▶ Task material:
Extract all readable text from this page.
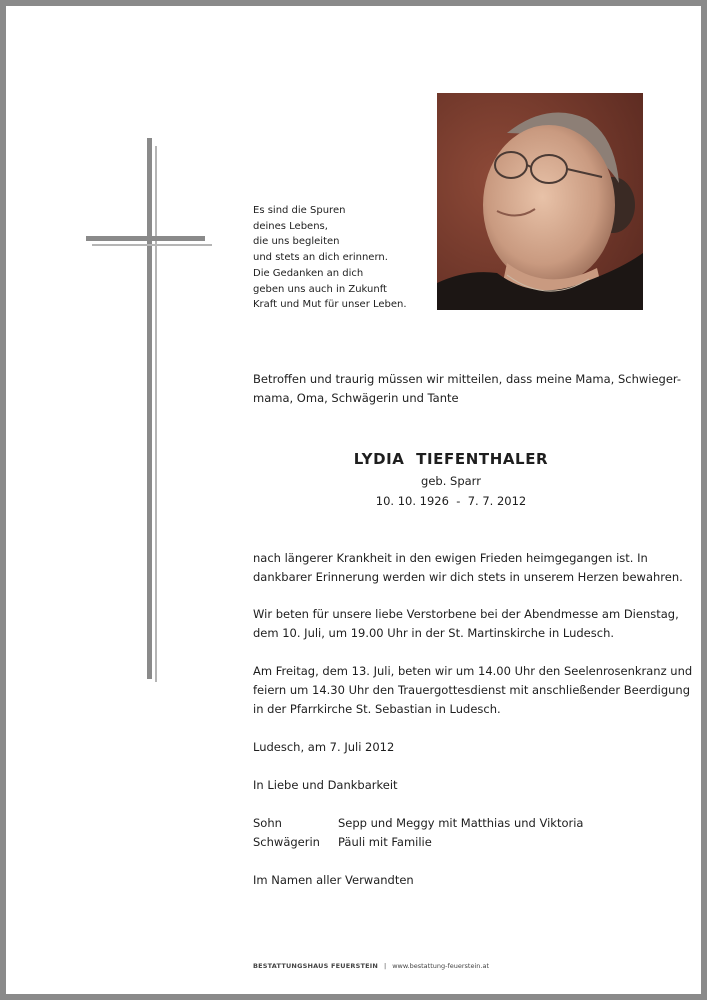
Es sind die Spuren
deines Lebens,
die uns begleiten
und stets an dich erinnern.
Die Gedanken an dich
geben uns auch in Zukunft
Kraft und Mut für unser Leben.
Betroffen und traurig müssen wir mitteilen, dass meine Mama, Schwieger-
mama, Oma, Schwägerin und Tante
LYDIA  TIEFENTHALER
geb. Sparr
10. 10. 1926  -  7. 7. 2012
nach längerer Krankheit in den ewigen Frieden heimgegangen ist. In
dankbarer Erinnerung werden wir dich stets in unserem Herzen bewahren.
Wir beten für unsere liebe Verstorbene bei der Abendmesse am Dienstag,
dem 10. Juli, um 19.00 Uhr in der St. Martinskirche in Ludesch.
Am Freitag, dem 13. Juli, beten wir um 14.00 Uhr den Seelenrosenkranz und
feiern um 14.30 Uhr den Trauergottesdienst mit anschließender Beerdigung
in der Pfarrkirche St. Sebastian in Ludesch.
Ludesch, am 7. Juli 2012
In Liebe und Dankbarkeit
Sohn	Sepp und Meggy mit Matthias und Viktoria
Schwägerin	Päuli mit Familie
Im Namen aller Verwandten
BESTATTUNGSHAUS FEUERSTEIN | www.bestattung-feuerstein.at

--

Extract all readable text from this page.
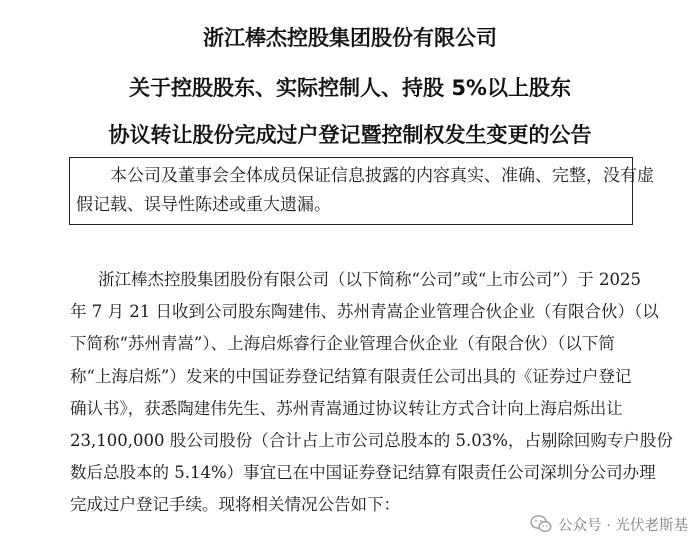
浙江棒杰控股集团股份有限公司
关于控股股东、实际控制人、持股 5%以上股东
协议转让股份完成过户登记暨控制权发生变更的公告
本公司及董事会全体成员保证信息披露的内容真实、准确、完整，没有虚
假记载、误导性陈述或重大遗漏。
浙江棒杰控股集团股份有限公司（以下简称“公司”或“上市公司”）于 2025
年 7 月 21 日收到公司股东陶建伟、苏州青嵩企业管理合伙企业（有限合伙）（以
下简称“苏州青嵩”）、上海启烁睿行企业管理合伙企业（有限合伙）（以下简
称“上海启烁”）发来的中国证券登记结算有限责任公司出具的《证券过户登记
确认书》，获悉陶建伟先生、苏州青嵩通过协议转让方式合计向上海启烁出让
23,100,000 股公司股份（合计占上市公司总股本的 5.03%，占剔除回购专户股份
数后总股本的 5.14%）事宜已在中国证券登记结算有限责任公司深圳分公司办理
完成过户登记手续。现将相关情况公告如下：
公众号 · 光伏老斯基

▶ The task: Give the number of lines in the records above that contain the word "Ludesch". Reply with that number alone.

▶ Exercise solution: 3